# Exercise requirements
Give back the entire listing verbatim.

# Data excerpts
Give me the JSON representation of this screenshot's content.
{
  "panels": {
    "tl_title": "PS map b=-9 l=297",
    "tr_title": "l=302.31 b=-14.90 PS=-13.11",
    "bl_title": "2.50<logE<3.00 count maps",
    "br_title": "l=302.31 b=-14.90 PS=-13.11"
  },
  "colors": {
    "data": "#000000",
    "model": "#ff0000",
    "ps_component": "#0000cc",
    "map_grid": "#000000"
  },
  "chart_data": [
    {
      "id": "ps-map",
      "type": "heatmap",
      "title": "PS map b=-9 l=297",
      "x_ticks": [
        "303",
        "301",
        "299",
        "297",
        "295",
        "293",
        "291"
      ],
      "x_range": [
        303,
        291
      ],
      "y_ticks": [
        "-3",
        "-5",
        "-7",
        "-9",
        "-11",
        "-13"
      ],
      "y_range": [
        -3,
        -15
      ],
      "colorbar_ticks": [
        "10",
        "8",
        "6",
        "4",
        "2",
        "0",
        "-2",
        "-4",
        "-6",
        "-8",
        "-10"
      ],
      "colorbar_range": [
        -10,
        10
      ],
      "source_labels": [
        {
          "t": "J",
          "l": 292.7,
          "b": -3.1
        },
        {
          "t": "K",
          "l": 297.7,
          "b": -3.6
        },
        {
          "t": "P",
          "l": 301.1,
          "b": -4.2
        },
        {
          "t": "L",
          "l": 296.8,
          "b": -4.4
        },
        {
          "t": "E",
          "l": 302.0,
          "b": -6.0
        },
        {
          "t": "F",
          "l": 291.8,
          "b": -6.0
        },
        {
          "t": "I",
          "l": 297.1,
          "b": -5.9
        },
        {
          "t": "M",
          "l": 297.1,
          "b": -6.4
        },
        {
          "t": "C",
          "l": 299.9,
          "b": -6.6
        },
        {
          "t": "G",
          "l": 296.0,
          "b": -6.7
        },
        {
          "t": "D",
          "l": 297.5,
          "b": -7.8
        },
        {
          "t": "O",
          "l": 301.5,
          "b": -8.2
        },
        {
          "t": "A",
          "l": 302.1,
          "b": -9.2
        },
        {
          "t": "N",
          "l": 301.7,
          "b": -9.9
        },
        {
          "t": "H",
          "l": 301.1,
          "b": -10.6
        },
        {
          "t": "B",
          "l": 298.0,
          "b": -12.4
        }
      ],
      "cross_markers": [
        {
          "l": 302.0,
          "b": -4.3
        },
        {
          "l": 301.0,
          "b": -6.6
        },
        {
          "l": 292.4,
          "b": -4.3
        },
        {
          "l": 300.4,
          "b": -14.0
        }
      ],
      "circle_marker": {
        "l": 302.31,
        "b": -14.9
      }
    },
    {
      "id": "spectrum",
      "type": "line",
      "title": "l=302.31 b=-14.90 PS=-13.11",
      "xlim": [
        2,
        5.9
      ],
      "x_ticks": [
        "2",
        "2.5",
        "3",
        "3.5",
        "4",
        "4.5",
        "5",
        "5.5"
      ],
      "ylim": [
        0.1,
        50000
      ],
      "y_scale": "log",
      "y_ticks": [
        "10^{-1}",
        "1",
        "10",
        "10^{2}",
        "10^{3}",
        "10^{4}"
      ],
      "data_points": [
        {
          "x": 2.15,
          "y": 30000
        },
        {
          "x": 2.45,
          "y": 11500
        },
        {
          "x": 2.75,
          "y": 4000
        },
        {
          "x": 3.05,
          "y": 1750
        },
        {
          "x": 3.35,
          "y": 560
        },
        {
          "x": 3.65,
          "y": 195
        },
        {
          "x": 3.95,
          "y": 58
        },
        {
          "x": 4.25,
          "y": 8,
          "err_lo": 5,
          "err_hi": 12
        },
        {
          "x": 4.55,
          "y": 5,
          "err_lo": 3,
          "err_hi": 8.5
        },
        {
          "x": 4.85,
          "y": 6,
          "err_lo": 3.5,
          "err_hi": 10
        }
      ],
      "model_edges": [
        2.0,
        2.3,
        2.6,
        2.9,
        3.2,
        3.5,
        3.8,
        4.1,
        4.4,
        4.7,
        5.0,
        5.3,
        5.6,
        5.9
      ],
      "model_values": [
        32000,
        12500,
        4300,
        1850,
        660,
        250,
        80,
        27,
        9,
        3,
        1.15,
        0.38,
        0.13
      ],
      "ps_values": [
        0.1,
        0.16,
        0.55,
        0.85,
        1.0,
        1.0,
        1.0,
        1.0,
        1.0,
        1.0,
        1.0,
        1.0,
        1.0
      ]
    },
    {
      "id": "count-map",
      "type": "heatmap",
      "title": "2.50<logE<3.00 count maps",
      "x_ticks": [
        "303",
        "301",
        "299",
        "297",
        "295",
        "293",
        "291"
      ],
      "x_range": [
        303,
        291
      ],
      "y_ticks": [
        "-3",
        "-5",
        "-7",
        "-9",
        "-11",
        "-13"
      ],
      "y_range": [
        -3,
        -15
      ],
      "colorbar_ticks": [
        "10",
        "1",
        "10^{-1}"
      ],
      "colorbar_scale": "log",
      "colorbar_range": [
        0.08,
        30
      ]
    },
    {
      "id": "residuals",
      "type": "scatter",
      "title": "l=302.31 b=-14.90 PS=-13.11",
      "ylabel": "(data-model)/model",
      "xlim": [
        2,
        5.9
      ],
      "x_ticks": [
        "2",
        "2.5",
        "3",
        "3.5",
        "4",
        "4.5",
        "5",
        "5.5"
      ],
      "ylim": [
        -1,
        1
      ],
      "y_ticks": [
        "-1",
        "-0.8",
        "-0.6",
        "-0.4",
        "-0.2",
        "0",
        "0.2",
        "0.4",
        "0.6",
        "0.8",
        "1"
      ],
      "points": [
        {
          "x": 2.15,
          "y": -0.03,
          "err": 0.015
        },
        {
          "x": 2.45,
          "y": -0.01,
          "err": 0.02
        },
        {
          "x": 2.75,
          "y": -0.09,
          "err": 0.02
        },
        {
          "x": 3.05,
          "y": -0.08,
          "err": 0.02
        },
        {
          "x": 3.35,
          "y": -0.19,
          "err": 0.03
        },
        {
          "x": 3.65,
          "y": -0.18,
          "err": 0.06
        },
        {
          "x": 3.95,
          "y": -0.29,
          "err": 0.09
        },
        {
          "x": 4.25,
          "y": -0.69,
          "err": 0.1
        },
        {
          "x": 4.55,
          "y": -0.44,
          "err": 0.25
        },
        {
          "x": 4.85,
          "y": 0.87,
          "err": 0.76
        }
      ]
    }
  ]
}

# Expected output
Give me the JSON representation of this screenshot's content.
{
  "panels": {
    "tl_title": "PS map b=-9 l=297",
    "tr_title": "l=302.31 b=-14.90 PS=-13.11",
    "bl_title": "2.50<logE<3.00 count maps",
    "br_title": "l=302.31 b=-14.90 PS=-13.11"
  },
  "colors": {
    "data": "#000000",
    "model": "#ff0000",
    "ps_component": "#0000cc",
    "map_grid": "#000000"
  },
  "chart_data": [
    {
      "id": "ps-map",
      "type": "heatmap",
      "title": "PS map b=-9 l=297",
      "x_ticks": [
        "303",
        "301",
        "299",
        "297",
        "295",
        "293",
        "291"
      ],
      "x_range": [
        303,
        291
      ],
      "y_ticks": [
        "-3",
        "-5",
        "-7",
        "-9",
        "-11",
        "-13"
      ],
      "y_range": [
        -3,
        -15
      ],
      "colorbar_ticks": [
        "10",
        "8",
        "6",
        "4",
        "2",
        "0",
        "-2",
        "-4",
        "-6",
        "-8",
        "-10"
      ],
      "colorbar_range": [
        -10,
        10
      ],
      "source_labels": [
        {
          "t": "J",
          "l": 292.7,
          "b": -3.1
        },
        {
          "t": "K",
          "l": 297.7,
          "b": -3.6
        },
        {
          "t": "P",
          "l": 301.1,
          "b": -4.2
        },
        {
          "t": "L",
          "l": 296.8,
          "b": -4.4
        },
        {
          "t": "E",
          "l": 302.0,
          "b": -6.0
        },
        {
          "t": "F",
          "l": 291.8,
          "b": -6.0
        },
        {
          "t": "I",
          "l": 297.1,
          "b": -5.9
        },
        {
          "t": "M",
          "l": 297.1,
          "b": -6.4
        },
        {
          "t": "C",
          "l": 299.9,
          "b": -6.6
        },
        {
          "t": "G",
          "l": 296.0,
          "b": -6.7
        },
        {
          "t": "D",
          "l": 297.5,
          "b": -7.8
        },
        {
          "t": "O",
          "l": 301.5,
          "b": -8.2
        },
        {
          "t": "A",
          "l": 302.1,
          "b": -9.2
        },
        {
          "t": "N",
          "l": 301.7,
          "b": -9.9
        },
        {
          "t": "H",
          "l": 301.1,
          "b": -10.6
        },
        {
          "t": "B",
          "l": 298.0,
          "b": -12.4
        }
      ],
      "cross_markers": [
        {
          "l": 302.0,
          "b": -4.3
        },
        {
          "l": 301.0,
          "b": -6.6
        },
        {
          "l": 292.4,
          "b": -4.3
        },
        {
          "l": 300.4,
          "b": -14.0
        }
      ],
      "circle_marker": {
        "l": 302.31,
        "b": -14.9
      }
    },
    {
      "id": "spectrum",
      "type": "line",
      "title": "l=302.31 b=-14.90 PS=-13.11",
      "xlim": [
        2,
        5.9
      ],
      "x_ticks": [
        "2",
        "2.5",
        "3",
        "3.5",
        "4",
        "4.5",
        "5",
        "5.5"
      ],
      "ylim": [
        0.1,
        50000
      ],
      "y_scale": "log",
      "y_ticks": [
        "10^{-1}",
        "1",
        "10",
        "10^{2}",
        "10^{3}",
        "10^{4}"
      ],
      "data_points": [
        {
          "x": 2.15,
          "y": 30000
        },
        {
          "x": 2.45,
          "y": 11500
        },
        {
          "x": 2.75,
          "y": 4000
        },
        {
          "x": 3.05,
          "y": 1750
        },
        {
          "x": 3.35,
          "y": 560
        },
        {
          "x": 3.65,
          "y": 195
        },
        {
          "x": 3.95,
          "y": 58
        },
        {
          "x": 4.25,
          "y": 8,
          "err_lo": 5,
          "err_hi": 12
        },
        {
          "x": 4.55,
          "y": 5,
          "err_lo": 3,
          "err_hi": 8.5
        },
        {
          "x": 4.85,
          "y": 6,
          "err_lo": 3.5,
          "err_hi": 10
        }
      ],
      "model_edges": [
        2.0,
        2.3,
        2.6,
        2.9,
        3.2,
        3.5,
        3.8,
        4.1,
        4.4,
        4.7,
        5.0,
        5.3,
        5.6,
        5.9
      ],
      "model_values": [
        32000,
        12500,
        4300,
        1850,
        660,
        250,
        80,
        27,
        9,
        3,
        1.15,
        0.38,
        0.13
      ],
      "ps_values": [
        0.1,
        0.16,
        0.55,
        0.85,
        1.0,
        1.0,
        1.0,
        1.0,
        1.0,
        1.0,
        1.0,
        1.0,
        1.0
      ]
    },
    {
      "id": "count-map",
      "type": "heatmap",
      "title": "2.50<logE<3.00 count maps",
      "x_ticks": [
        "303",
        "301",
        "299",
        "297",
        "295",
        "293",
        "291"
      ],
      "x_range": [
        303,
        291
      ],
      "y_ticks": [
        "-3",
        "-5",
        "-7",
        "-9",
        "-11",
        "-13"
      ],
      "y_range": [
        -3,
        -15
      ],
      "colorbar_ticks": [
        "10",
        "1",
        "10^{-1}"
      ],
      "colorbar_scale": "log",
      "colorbar_range": [
        0.08,
        30
      ]
    },
    {
      "id": "residuals",
      "type": "scatter",
      "title": "l=302.31 b=-14.90 PS=-13.11",
      "ylabel": "(data-model)/model",
      "xlim": [
        2,
        5.9
      ],
      "x_ticks": [
        "2",
        "2.5",
        "3",
        "3.5",
        "4",
        "4.5",
        "5",
        "5.5"
      ],
      "ylim": [
        -1,
        1
      ],
      "y_ticks": [
        "-1",
        "-0.8",
        "-0.6",
        "-0.4",
        "-0.2",
        "0",
        "0.2",
        "0.4",
        "0.6",
        "0.8",
        "1"
      ],
      "points": [
        {
          "x": 2.15,
          "y": -0.03,
          "err": 0.015
        },
        {
          "x": 2.45,
          "y": -0.01,
          "err": 0.02
        },
        {
          "x": 2.75,
          "y": -0.09,
          "err": 0.02
        },
        {
          "x": 3.05,
          "y": -0.08,
          "err": 0.02
        },
        {
          "x": 3.35,
          "y": -0.19,
          "err": 0.03
        },
        {
          "x": 3.65,
          "y": -0.18,
          "err": 0.06
        },
        {
          "x": 3.95,
          "y": -0.29,
          "err": 0.09
        },
        {
          "x": 4.25,
          "y": -0.69,
          "err": 0.1
        },
        {
          "x": 4.55,
          "y": -0.44,
          "err": 0.25
        },
        {
          "x": 4.85,
          "y": 0.87,
          "err": 0.76
        }
      ]
    }
  ]
}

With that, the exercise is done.